_Text passage_:
○ ○ ○
The Fischerová family boasts three poets in three different generations: the half-sisters Viola and Sylva, and Sylva’s daughter, Ester. The Calvert Journal asked them what it means to share the same blood and personal life with two other poets.
Viola left the Czech Republic for Switzerland in 1968 for political reasons, so Sylva, who was 28 years younger, only knew her half sister thanks to her lines, “To start living on your own takes more than being born”, used as a motto by the legendary Czech author Bohumil Hrabal in his book An Advertisement for the House I Don’t Want to Live in Anymore. After Viola’s exile, the two sisters met for the first time in 26 years in 1994. Despite writing poetry since the 1950s, Viola only got her first book, A Requiem for Pavel Buksa, dedicated to her husband who had committed suicide in Basel in 1984, published in 1993. Meanwhile, Sylva had managed to publish three collections of poetry. Viola told Sylva: “I had to write that book – I had to learn what it was all about when it ended as it ended.” Since then and until Viola’s death in 2010, the two sisters reconnected and bounced off each other’s ideas, writing, and love for life.
○ ○ ○
_Instructions_:
**a.** According to the text on the Fischerová family of poets, in what year did Viola and Sylva meet for the first time after Viola's exile?
**b.** Carry on the text about the Fischerová family of poets, starting after its final sentence.

(Bounding box annotations)
○ ○ ○
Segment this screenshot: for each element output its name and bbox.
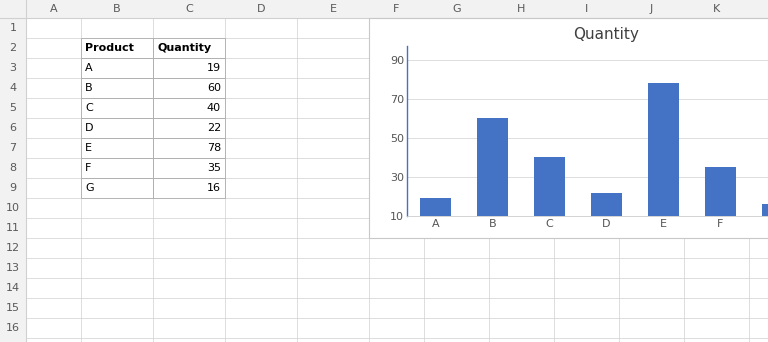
Text: G: G xyxy=(85,183,94,193)
Text: 14: 14 xyxy=(6,283,20,293)
Text: C: C xyxy=(85,103,93,113)
Text: 19: 19 xyxy=(207,63,221,73)
Text: B: B xyxy=(113,4,121,14)
Text: 7: 7 xyxy=(9,143,17,153)
Text: D: D xyxy=(85,123,94,133)
Bar xyxy=(81,158,153,178)
Bar xyxy=(705,167,737,236)
Text: 1: 1 xyxy=(9,23,16,33)
Text: F: F xyxy=(85,163,91,173)
Text: D: D xyxy=(257,4,265,14)
Bar xyxy=(153,138,225,158)
Text: 16: 16 xyxy=(207,183,221,193)
Bar xyxy=(762,204,768,236)
Text: B: B xyxy=(85,83,93,93)
Text: I: I xyxy=(585,4,588,14)
Text: 8: 8 xyxy=(9,163,17,173)
Bar xyxy=(0,0,26,342)
Text: 4: 4 xyxy=(9,83,17,93)
Bar xyxy=(153,78,225,98)
Bar xyxy=(81,138,153,158)
Text: H: H xyxy=(518,4,525,14)
Text: 35: 35 xyxy=(207,163,221,173)
Text: 6: 6 xyxy=(9,123,16,133)
Text: G: G xyxy=(452,4,461,14)
Bar xyxy=(153,98,225,118)
Text: 12: 12 xyxy=(6,243,20,253)
Bar xyxy=(81,38,153,58)
Text: 22: 22 xyxy=(207,123,221,133)
Text: 11: 11 xyxy=(6,223,20,233)
Bar xyxy=(648,83,679,236)
Bar xyxy=(477,118,508,236)
Bar xyxy=(591,193,622,236)
Text: 40: 40 xyxy=(207,103,221,113)
Bar xyxy=(81,58,153,78)
Text: E: E xyxy=(329,4,336,14)
Bar xyxy=(81,118,153,138)
Bar xyxy=(534,157,565,236)
Text: K: K xyxy=(713,4,720,14)
Text: 15: 15 xyxy=(6,303,20,313)
Text: 10: 10 xyxy=(6,203,20,213)
Bar xyxy=(153,158,225,178)
Text: C: C xyxy=(185,4,193,14)
Text: A: A xyxy=(85,63,93,73)
Text: 60: 60 xyxy=(207,83,221,93)
Text: 16: 16 xyxy=(6,323,20,333)
Bar xyxy=(369,18,768,238)
Text: Quantity: Quantity xyxy=(157,43,211,53)
Bar xyxy=(0,0,768,18)
Text: 5: 5 xyxy=(9,103,16,113)
Text: 13: 13 xyxy=(6,263,20,273)
Bar xyxy=(81,178,153,198)
Text: E: E xyxy=(85,143,92,153)
Text: F: F xyxy=(393,4,399,14)
Text: 9: 9 xyxy=(9,183,17,193)
Bar xyxy=(420,198,451,236)
Bar xyxy=(153,178,225,198)
Text: J: J xyxy=(650,4,653,14)
Text: Product: Product xyxy=(85,43,134,53)
Text: 78: 78 xyxy=(207,143,221,153)
Text: 2: 2 xyxy=(9,43,17,53)
Bar xyxy=(81,78,153,98)
Title: Quantity: Quantity xyxy=(574,27,640,42)
Bar xyxy=(153,118,225,138)
Bar xyxy=(153,58,225,78)
Bar xyxy=(153,38,225,58)
Text: A: A xyxy=(50,4,58,14)
Bar xyxy=(81,98,153,118)
Text: 3: 3 xyxy=(9,63,16,73)
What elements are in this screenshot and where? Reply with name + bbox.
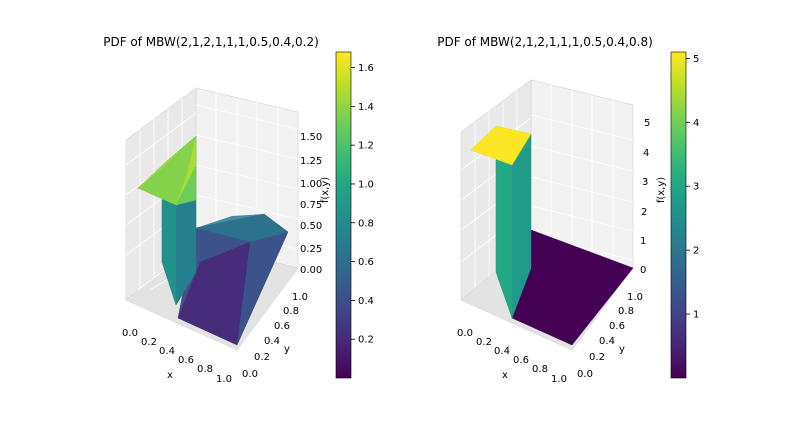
left-chart: PDF of MBW(2,1,2,1,1,1,0.5,0.4,0.2)	[103, 35, 374, 385]
right-z-axis-label: f(x,y)	[656, 177, 667, 203]
left-y-tick: 0.6	[274, 321, 290, 332]
colorbar-tick-label: 0.8	[358, 218, 374, 229]
left-x-tick: 0.4	[159, 346, 175, 357]
left-z-tick: 0.75	[300, 200, 322, 211]
left-x-tick: 0.0	[122, 328, 138, 339]
colorbar-tick-label: 1.0	[358, 179, 374, 190]
left-z-tick: 0.25	[300, 244, 322, 255]
colorbar-tick-label: 1.2	[358, 141, 374, 152]
colorbar-tick-label: 0.2	[358, 335, 374, 346]
left-surface	[137, 135, 289, 346]
right-y-tick: 0.2	[589, 352, 605, 363]
right-surface-wall-shade	[512, 134, 531, 318]
right-surface	[470, 125, 634, 346]
colorbar-tick-label: 1.6	[358, 63, 374, 74]
colorbar-tick-label: 0.6	[358, 257, 374, 268]
right-y-tick: 0.0	[577, 369, 593, 380]
left-x-tick: 0.6	[178, 355, 194, 366]
right-z-tick: 2	[641, 207, 647, 218]
left-colorbar-ticks: 0.2 0.4 0.6 0.8 1.0 1.2 1.4 1.6	[351, 63, 374, 346]
right-x-tick: 0.2	[476, 337, 492, 348]
right-y-tick: 0.4	[599, 336, 615, 347]
right-chart-title: PDF of MBW(2,1,2,1,1,1,0.5,0.4,0.8)	[437, 35, 653, 49]
right-y-axis: 0.0 0.2 0.4 0.6 0.8 1.0 y	[577, 292, 643, 380]
left-y-tick: 1.0	[292, 292, 308, 303]
left-surface-low-front	[176, 165, 196, 205]
colorbar-tick-label: 1.4	[358, 102, 374, 113]
right-z-tick: 4	[643, 148, 649, 159]
right-x-tick: 0.8	[532, 364, 548, 375]
left-z-tick: 1.50	[300, 132, 322, 143]
left-y-tick: 0.0	[242, 369, 258, 380]
right-z-tick: 1	[640, 236, 646, 247]
left-y-axis: 0.0 0.2 0.4 0.6 0.8 1.0 y	[242, 292, 308, 380]
left-x-tick: 0.2	[141, 337, 157, 348]
colorbar-tick-label: 5	[693, 54, 699, 65]
right-z-axis: 5 4 3 2 1 0 f(x,y)	[640, 118, 667, 276]
left-x-axis: 0.0 0.2 0.4 0.6 0.8 1.0 x	[122, 328, 232, 385]
right-y-tick: 0.8	[618, 306, 634, 317]
right-z-tick: 5	[644, 118, 650, 129]
left-x-tick: 1.0	[216, 374, 232, 385]
left-z-tick: 1.25	[300, 156, 322, 167]
left-surface-low-top	[138, 136, 196, 205]
colorbar-tick-label: 1	[693, 310, 699, 321]
right-z-tick: 0	[640, 265, 646, 276]
left-colorbar-bar	[335, 51, 352, 379]
colorbar-tick-label: 4	[693, 118, 699, 129]
right-y-tick: 1.0	[627, 292, 643, 303]
left-y-tick: 0.8	[283, 306, 299, 317]
left-x-tick: 0.8	[197, 364, 213, 375]
right-x-tick: 1.0	[551, 374, 567, 385]
colorbar-tick-label: 0.4	[358, 296, 374, 307]
left-chart-title: PDF of MBW(2,1,2,1,1,1,0.5,0.4,0.2)	[103, 35, 319, 49]
right-colorbar: 1 2 3 4 5	[670, 51, 699, 379]
right-x-tick: 0.6	[513, 355, 529, 366]
left-colorbar: 0.2 0.4 0.6 0.8 1.0 1.2 1.4 1.6	[335, 51, 374, 379]
right-x-axis-label: x	[502, 370, 508, 381]
right-z-tick: 3	[642, 177, 648, 188]
left-y-axis-label: y	[284, 344, 290, 355]
left-z-tick: 0.50	[300, 221, 322, 232]
right-surface-low-region	[470, 125, 532, 166]
left-z-axis-label: f(x,y)	[320, 177, 331, 203]
right-y-tick: 0.6	[609, 321, 625, 332]
colorbar-tick-label: 2	[693, 246, 699, 257]
left-x-axis-label: x	[167, 370, 173, 381]
right-x-tick: 0.4	[494, 346, 510, 357]
left-surface-high-front	[178, 242, 250, 345]
left-z-tick: 0.00	[300, 265, 322, 276]
left-y-tick: 0.2	[254, 352, 270, 363]
colorbar-tick-label: 3	[693, 182, 699, 193]
left-z-axis: 1.50 1.25 1.00 0.75 0.50 0.25 0.00 f(x,y…	[300, 132, 331, 276]
right-chart: PDF of MBW(2,1,2,1,1,1,0.5,0.4,0.8)	[437, 35, 699, 385]
right-x-tick: 0.0	[457, 328, 473, 339]
right-colorbar-bar	[670, 51, 687, 379]
right-colorbar-ticks: 1 2 3 4 5	[686, 54, 699, 321]
left-surface-high-top	[196, 214, 288, 242]
left-z-tick: 1.00	[300, 179, 322, 190]
left-y-tick: 0.4	[264, 336, 280, 347]
right-y-axis-label: y	[619, 344, 625, 355]
right-x-axis: 0.0 0.2 0.4 0.6 0.8 1.0 x	[457, 328, 567, 385]
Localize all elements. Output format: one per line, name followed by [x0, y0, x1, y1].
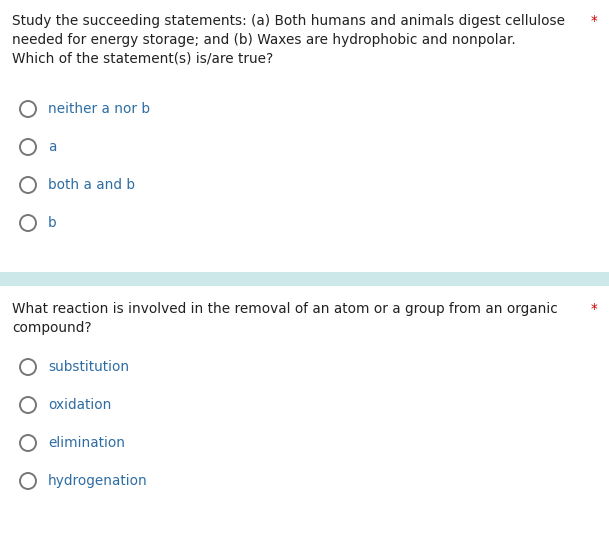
- Text: elimination: elimination: [48, 436, 125, 450]
- Text: a: a: [48, 140, 57, 154]
- Text: neither a nor b: neither a nor b: [48, 102, 150, 116]
- Circle shape: [20, 101, 36, 117]
- Text: What reaction is involved in the removal of an atom or a group from an organic: What reaction is involved in the removal…: [12, 302, 558, 316]
- Text: oxidation: oxidation: [48, 398, 111, 412]
- Circle shape: [20, 435, 36, 451]
- Circle shape: [20, 139, 36, 155]
- Text: Which of the statement(s) is/are true?: Which of the statement(s) is/are true?: [12, 52, 273, 66]
- Text: b: b: [48, 216, 57, 230]
- Text: hydrogenation: hydrogenation: [48, 474, 148, 488]
- Text: substitution: substitution: [48, 360, 129, 374]
- Circle shape: [20, 397, 36, 413]
- Text: Study the succeeding statements: (a) Both humans and animals digest cellulose: Study the succeeding statements: (a) Bot…: [12, 14, 565, 28]
- Circle shape: [20, 215, 36, 231]
- Circle shape: [20, 473, 36, 489]
- Text: *: *: [590, 302, 597, 316]
- Circle shape: [20, 359, 36, 375]
- Text: both a and b: both a and b: [48, 178, 135, 192]
- Text: *: *: [590, 14, 597, 28]
- Text: needed for energy storage; and (b) Waxes are hydrophobic and nonpolar.: needed for energy storage; and (b) Waxes…: [12, 33, 516, 47]
- Text: compound?: compound?: [12, 321, 91, 335]
- Circle shape: [20, 177, 36, 193]
- FancyBboxPatch shape: [0, 272, 609, 286]
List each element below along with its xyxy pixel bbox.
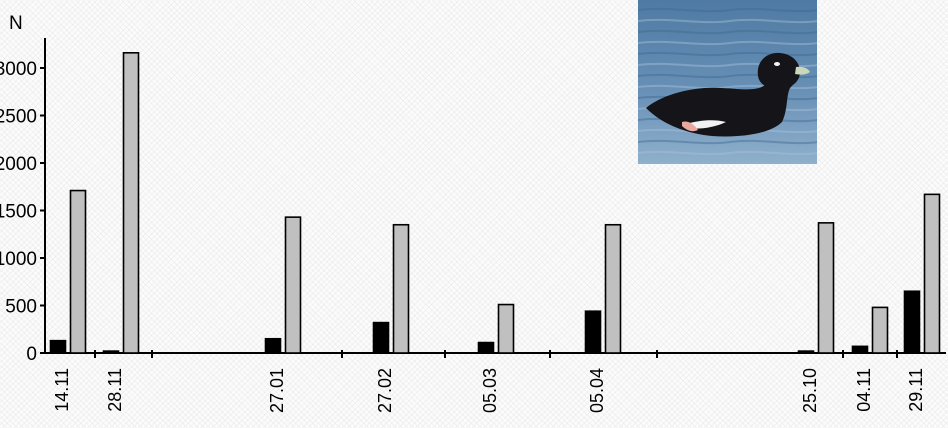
y-tick-label: 1000 bbox=[0, 249, 37, 270]
y-tick-label: 0 bbox=[26, 344, 37, 365]
bar-series-black bbox=[584, 310, 602, 354]
water-ripple bbox=[638, 84, 817, 90]
water-ripple bbox=[638, 40, 817, 46]
duck-feet bbox=[682, 121, 698, 132]
duck-photo bbox=[638, 0, 817, 164]
bar-series-black bbox=[851, 345, 869, 354]
water-ripple bbox=[638, 18, 817, 24]
x-tick-label: 05.04 bbox=[587, 368, 607, 413]
water-ripple bbox=[638, 7, 817, 13]
bar-series-grey bbox=[392, 223, 410, 354]
water-ripple bbox=[638, 29, 817, 35]
duck-head bbox=[757, 52, 800, 89]
x-tick-label: 28.11 bbox=[105, 368, 125, 412]
x-tick-label: 04.11 bbox=[854, 368, 874, 412]
duck-wing-patch bbox=[686, 120, 726, 129]
y-axis-label: N bbox=[9, 13, 23, 34]
x-tick-label: 25.10 bbox=[800, 368, 820, 413]
x-tick-label: 14.11 bbox=[52, 368, 72, 412]
bar-series-black bbox=[903, 290, 921, 354]
bar-series-black bbox=[797, 350, 815, 354]
water-ripple bbox=[638, 51, 817, 57]
bar-series-black bbox=[102, 350, 120, 354]
bar-series-grey bbox=[871, 306, 889, 354]
bar-series-grey bbox=[817, 222, 835, 354]
water-ripple bbox=[638, 150, 817, 156]
x-tick-label: 05.03 bbox=[480, 368, 500, 413]
water-ripple bbox=[638, 139, 817, 145]
y-tick-label: 2500 bbox=[0, 107, 37, 128]
chart-axes bbox=[40, 38, 946, 358]
duck-eye-patch bbox=[774, 62, 780, 66]
bar-series-black bbox=[264, 337, 282, 354]
x-tick-label: 27.01 bbox=[267, 368, 287, 413]
bar-series-grey bbox=[923, 193, 941, 354]
bar-series-grey bbox=[69, 189, 87, 354]
bar-series-black bbox=[49, 339, 67, 354]
x-tick-label: 29.11 bbox=[906, 368, 926, 412]
y-tick-label: 2000 bbox=[0, 154, 37, 175]
duck-body bbox=[646, 60, 799, 137]
y-tick-label: 500 bbox=[5, 297, 37, 318]
bar-series-grey bbox=[604, 223, 622, 354]
chart-bars bbox=[49, 51, 941, 354]
bar-series-grey bbox=[284, 216, 302, 354]
duck-bill bbox=[795, 66, 810, 75]
y-tick-label: 1500 bbox=[0, 202, 37, 223]
chart-ticks: 0 500 1000 1500 2000 2500 3000 14.11 28.11 27.01 2… bbox=[0, 59, 926, 413]
bar-series-grey bbox=[497, 303, 515, 354]
bar-series-grey bbox=[122, 51, 140, 354]
bar-series-black bbox=[477, 341, 495, 354]
bar-series-black bbox=[372, 321, 390, 354]
y-tick-label: 3000 bbox=[0, 59, 37, 80]
x-tick-label: 27.02 bbox=[375, 368, 395, 413]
○ ○ ○
_Answers to the problems_:
**a.** 1994

**b.**
The 90s brought another poet into their family: like her mother, Ester started writing poems as a child and had her debut in her early 20s. The 28-year-old says her mother’s first collection of poems was, alongside Sylvia Plath’s Ariel, her “go-to book of poems during puberty”. “As I was growing up, my taste in my mother’s books also changed,” she added. Now, the mother and daughter exchange thoughts on particular lines and poetic images. Although they often disagree, they consider each other’s insight “tremendously valuable”.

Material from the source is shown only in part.